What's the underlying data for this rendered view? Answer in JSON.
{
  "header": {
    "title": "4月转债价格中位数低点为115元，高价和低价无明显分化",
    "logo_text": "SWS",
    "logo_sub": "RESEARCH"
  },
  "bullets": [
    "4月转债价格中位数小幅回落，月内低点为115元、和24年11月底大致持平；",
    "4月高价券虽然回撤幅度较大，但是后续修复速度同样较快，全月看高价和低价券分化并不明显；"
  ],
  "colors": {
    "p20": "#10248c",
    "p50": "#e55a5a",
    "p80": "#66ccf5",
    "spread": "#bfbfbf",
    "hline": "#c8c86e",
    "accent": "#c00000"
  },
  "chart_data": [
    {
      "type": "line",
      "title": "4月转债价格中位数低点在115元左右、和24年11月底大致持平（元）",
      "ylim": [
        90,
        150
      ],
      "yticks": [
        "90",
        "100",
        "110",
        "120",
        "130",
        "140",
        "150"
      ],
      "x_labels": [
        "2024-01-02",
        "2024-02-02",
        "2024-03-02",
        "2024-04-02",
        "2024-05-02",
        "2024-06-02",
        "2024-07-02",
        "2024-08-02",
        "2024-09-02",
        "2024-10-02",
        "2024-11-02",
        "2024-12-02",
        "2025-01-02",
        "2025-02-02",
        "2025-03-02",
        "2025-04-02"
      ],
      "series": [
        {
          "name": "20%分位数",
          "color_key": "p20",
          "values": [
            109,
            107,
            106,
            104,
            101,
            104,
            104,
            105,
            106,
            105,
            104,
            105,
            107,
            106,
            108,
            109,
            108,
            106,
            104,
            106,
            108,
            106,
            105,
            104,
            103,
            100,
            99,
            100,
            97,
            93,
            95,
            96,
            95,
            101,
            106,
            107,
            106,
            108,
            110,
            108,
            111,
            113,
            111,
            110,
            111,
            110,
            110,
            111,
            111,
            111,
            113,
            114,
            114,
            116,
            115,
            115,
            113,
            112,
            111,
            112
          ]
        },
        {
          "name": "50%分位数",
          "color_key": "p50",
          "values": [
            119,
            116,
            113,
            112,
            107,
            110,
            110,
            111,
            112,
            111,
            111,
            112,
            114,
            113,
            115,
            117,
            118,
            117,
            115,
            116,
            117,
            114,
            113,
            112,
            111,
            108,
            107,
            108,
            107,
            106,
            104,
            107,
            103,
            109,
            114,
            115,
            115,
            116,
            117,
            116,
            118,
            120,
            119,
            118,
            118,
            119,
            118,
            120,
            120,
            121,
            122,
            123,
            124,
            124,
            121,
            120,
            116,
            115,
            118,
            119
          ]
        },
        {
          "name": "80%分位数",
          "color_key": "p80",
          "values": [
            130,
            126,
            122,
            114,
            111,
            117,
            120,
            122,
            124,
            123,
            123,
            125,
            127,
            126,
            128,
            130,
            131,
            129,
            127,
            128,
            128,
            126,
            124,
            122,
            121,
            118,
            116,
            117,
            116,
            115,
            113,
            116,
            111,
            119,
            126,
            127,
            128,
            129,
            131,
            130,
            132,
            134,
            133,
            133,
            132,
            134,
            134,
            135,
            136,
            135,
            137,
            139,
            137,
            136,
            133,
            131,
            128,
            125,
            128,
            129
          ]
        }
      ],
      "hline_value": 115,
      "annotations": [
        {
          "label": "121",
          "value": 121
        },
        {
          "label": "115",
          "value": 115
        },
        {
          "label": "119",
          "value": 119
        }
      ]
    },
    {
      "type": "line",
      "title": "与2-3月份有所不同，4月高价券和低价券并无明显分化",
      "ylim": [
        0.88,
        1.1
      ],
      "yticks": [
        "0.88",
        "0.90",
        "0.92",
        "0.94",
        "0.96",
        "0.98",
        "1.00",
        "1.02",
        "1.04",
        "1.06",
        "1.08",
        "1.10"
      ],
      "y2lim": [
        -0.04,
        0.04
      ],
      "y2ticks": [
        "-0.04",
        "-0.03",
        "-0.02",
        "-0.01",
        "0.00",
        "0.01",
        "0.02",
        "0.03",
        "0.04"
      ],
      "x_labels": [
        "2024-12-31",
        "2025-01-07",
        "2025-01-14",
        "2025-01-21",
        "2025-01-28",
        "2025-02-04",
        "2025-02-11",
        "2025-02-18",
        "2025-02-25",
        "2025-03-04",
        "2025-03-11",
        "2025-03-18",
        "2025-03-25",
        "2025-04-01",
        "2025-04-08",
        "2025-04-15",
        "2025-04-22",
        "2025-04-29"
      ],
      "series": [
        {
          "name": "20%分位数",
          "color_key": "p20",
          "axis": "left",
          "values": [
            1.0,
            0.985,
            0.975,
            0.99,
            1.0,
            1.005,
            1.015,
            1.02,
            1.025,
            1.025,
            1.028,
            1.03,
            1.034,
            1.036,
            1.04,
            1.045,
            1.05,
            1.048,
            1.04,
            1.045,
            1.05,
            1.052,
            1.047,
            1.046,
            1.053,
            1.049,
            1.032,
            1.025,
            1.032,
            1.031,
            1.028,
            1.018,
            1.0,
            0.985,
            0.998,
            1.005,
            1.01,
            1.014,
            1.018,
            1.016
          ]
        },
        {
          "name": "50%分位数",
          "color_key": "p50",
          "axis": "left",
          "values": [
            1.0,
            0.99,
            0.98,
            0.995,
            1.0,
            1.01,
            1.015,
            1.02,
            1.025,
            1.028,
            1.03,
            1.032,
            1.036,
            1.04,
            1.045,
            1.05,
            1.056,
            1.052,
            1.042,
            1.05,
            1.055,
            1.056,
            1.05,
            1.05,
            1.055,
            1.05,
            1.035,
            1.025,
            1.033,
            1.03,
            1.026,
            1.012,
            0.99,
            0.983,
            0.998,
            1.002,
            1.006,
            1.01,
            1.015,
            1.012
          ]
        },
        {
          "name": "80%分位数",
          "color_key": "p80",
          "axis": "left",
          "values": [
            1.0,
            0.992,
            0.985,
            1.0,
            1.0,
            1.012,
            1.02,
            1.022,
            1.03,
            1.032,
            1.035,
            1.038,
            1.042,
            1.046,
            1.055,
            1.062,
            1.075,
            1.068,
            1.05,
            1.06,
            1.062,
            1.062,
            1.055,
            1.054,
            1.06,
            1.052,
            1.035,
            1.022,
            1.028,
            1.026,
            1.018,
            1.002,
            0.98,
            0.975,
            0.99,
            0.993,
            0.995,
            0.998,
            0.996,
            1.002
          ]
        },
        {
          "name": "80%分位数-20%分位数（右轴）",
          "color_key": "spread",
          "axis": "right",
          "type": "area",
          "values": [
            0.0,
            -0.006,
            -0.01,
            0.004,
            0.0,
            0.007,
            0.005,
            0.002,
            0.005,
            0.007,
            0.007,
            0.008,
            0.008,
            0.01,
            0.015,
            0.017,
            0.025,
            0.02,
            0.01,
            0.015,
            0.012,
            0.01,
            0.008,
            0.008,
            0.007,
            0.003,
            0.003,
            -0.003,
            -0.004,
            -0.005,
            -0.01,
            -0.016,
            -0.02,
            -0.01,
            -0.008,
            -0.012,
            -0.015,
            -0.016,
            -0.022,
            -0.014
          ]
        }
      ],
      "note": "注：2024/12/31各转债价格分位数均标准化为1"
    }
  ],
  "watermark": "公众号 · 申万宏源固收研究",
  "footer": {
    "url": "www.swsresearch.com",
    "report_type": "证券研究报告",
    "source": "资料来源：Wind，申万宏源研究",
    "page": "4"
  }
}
────
AIM OF THE TASK — Recopy the entries above exactly, with every line included.

EXERCISE RESULT —
What's the underlying data for this rendered view? Answer in JSON.
{
  "header": {
    "title": "4月转债价格中位数低点为115元，高价和低价无明显分化",
    "logo_text": "SWS",
    "logo_sub": "RESEARCH"
  },
  "bullets": [
    "4月转债价格中位数小幅回落，月内低点为115元、和24年11月底大致持平；",
    "4月高价券虽然回撤幅度较大，但是后续修复速度同样较快，全月看高价和低价券分化并不明显；"
  ],
  "colors": {
    "p20": "#10248c",
    "p50": "#e55a5a",
    "p80": "#66ccf5",
    "spread": "#bfbfbf",
    "hline": "#c8c86e",
    "accent": "#c00000"
  },
  "chart_data": [
    {
      "type": "line",
      "title": "4月转债价格中位数低点在115元左右、和24年11月底大致持平（元）",
      "ylim": [
        90,
        150
      ],
      "yticks": [
        "90",
        "100",
        "110",
        "120",
        "130",
        "140",
        "150"
      ],
      "x_labels": [
        "2024-01-02",
        "2024-02-02",
        "2024-03-02",
        "2024-04-02",
        "2024-05-02",
        "2024-06-02",
        "2024-07-02",
        "2024-08-02",
        "2024-09-02",
        "2024-10-02",
        "2024-11-02",
        "2024-12-02",
        "2025-01-02",
        "2025-02-02",
        "2025-03-02",
        "2025-04-02"
      ],
      "series": [
        {
          "name": "20%分位数",
          "color_key": "p20",
          "values": [
            109,
            107,
            106,
            104,
            101,
            104,
            104,
            105,
            106,
            105,
            104,
            105,
            107,
            106,
            108,
            109,
            108,
            106,
            104,
            106,
            108,
            106,
            105,
            104,
            103,
            100,
            99,
            100,
            97,
            93,
            95,
            96,
            95,
            101,
            106,
            107,
            106,
            108,
            110,
            108,
            111,
            113,
            111,
            110,
            111,
            110,
            110,
            111,
            111,
            111,
            113,
            114,
            114,
            116,
            115,
            115,
            113,
            112,
            111,
            112
          ]
        },
        {
          "name": "50%分位数",
          "color_key": "p50",
          "values": [
            119,
            116,
            113,
            112,
            107,
            110,
            110,
            111,
            112,
            111,
            111,
            112,
            114,
            113,
            115,
            117,
            118,
            117,
            115,
            116,
            117,
            114,
            113,
            112,
            111,
            108,
            107,
            108,
            107,
            106,
            104,
            107,
            103,
            109,
            114,
            115,
            115,
            116,
            117,
            116,
            118,
            120,
            119,
            118,
            118,
            119,
            118,
            120,
            120,
            121,
            122,
            123,
            124,
            124,
            121,
            120,
            116,
            115,
            118,
            119
          ]
        },
        {
          "name": "80%分位数",
          "color_key": "p80",
          "values": [
            130,
            126,
            122,
            114,
            111,
            117,
            120,
            122,
            124,
            123,
            123,
            125,
            127,
            126,
            128,
            130,
            131,
            129,
            127,
            128,
            128,
            126,
            124,
            122,
            121,
            118,
            116,
            117,
            116,
            115,
            113,
            116,
            111,
            119,
            126,
            127,
            128,
            129,
            131,
            130,
            132,
            134,
            133,
            133,
            132,
            134,
            134,
            135,
            136,
            135,
            137,
            139,
            137,
            136,
            133,
            131,
            128,
            125,
            128,
            129
          ]
        }
      ],
      "hline_value": 115,
      "annotations": [
        {
          "label": "121",
          "value": 121
        },
        {
          "label": "115",
          "value": 115
        },
        {
          "label": "119",
          "value": 119
        }
      ]
    },
    {
      "type": "line",
      "title": "与2-3月份有所不同，4月高价券和低价券并无明显分化",
      "ylim": [
        0.88,
        1.1
      ],
      "yticks": [
        "0.88",
        "0.90",
        "0.92",
        "0.94",
        "0.96",
        "0.98",
        "1.00",
        "1.02",
        "1.04",
        "1.06",
        "1.08",
        "1.10"
      ],
      "y2lim": [
        -0.04,
        0.04
      ],
      "y2ticks": [
        "-0.04",
        "-0.03",
        "-0.02",
        "-0.01",
        "0.00",
        "0.01",
        "0.02",
        "0.03",
        "0.04"
      ],
      "x_labels": [
        "2024-12-31",
        "2025-01-07",
        "2025-01-14",
        "2025-01-21",
        "2025-01-28",
        "2025-02-04",
        "2025-02-11",
        "2025-02-18",
        "2025-02-25",
        "2025-03-04",
        "2025-03-11",
        "2025-03-18",
        "2025-03-25",
        "2025-04-01",
        "2025-04-08",
        "2025-04-15",
        "2025-04-22",
        "2025-04-29"
      ],
      "series": [
        {
          "name": "20%分位数",
          "color_key": "p20",
          "axis": "left",
          "values": [
            1.0,
            0.985,
            0.975,
            0.99,
            1.0,
            1.005,
            1.015,
            1.02,
            1.025,
            1.025,
            1.028,
            1.03,
            1.034,
            1.036,
            1.04,
            1.045,
            1.05,
            1.048,
            1.04,
            1.045,
            1.05,
            1.052,
            1.047,
            1.046,
            1.053,
            1.049,
            1.032,
            1.025,
            1.032,
            1.031,
            1.028,
            1.018,
            1.0,
            0.985,
            0.998,
            1.005,
            1.01,
            1.014,
            1.018,
            1.016
          ]
        },
        {
          "name": "50%分位数",
          "color_key": "p50",
          "axis": "left",
          "values": [
            1.0,
            0.99,
            0.98,
            0.995,
            1.0,
            1.01,
            1.015,
            1.02,
            1.025,
            1.028,
            1.03,
            1.032,
            1.036,
            1.04,
            1.045,
            1.05,
            1.056,
            1.052,
            1.042,
            1.05,
            1.055,
            1.056,
            1.05,
            1.05,
            1.055,
            1.05,
            1.035,
            1.025,
            1.033,
            1.03,
            1.026,
            1.012,
            0.99,
            0.983,
            0.998,
            1.002,
            1.006,
            1.01,
            1.015,
            1.012
          ]
        },
        {
          "name": "80%分位数",
          "color_key": "p80",
          "axis": "left",
          "values": [
            1.0,
            0.992,
            0.985,
            1.0,
            1.0,
            1.012,
            1.02,
            1.022,
            1.03,
            1.032,
            1.035,
            1.038,
            1.042,
            1.046,
            1.055,
            1.062,
            1.075,
            1.068,
            1.05,
            1.06,
            1.062,
            1.062,
            1.055,
            1.054,
            1.06,
            1.052,
            1.035,
            1.022,
            1.028,
            1.026,
            1.018,
            1.002,
            0.98,
            0.975,
            0.99,
            0.993,
            0.995,
            0.998,
            0.996,
            1.002
          ]
        },
        {
          "name": "80%分位数-20%分位数（右轴）",
          "color_key": "spread",
          "axis": "right",
          "type": "area",
          "values": [
            0.0,
            -0.006,
            -0.01,
            0.004,
            0.0,
            0.007,
            0.005,
            0.002,
            0.005,
            0.007,
            0.007,
            0.008,
            0.008,
            0.01,
            0.015,
            0.017,
            0.025,
            0.02,
            0.01,
            0.015,
            0.012,
            0.01,
            0.008,
            0.008,
            0.007,
            0.003,
            0.003,
            -0.003,
            -0.004,
            -0.005,
            -0.01,
            -0.016,
            -0.02,
            -0.01,
            -0.008,
            -0.012,
            -0.015,
            -0.016,
            -0.022,
            -0.014
          ]
        }
      ],
      "note": "注：2024/12/31各转债价格分位数均标准化为1"
    }
  ],
  "watermark": "公众号 · 申万宏源固收研究",
  "footer": {
    "url": "www.swsresearch.com",
    "report_type": "证券研究报告",
    "source": "资料来源：Wind，申万宏源研究",
    "page": "4"
  }
}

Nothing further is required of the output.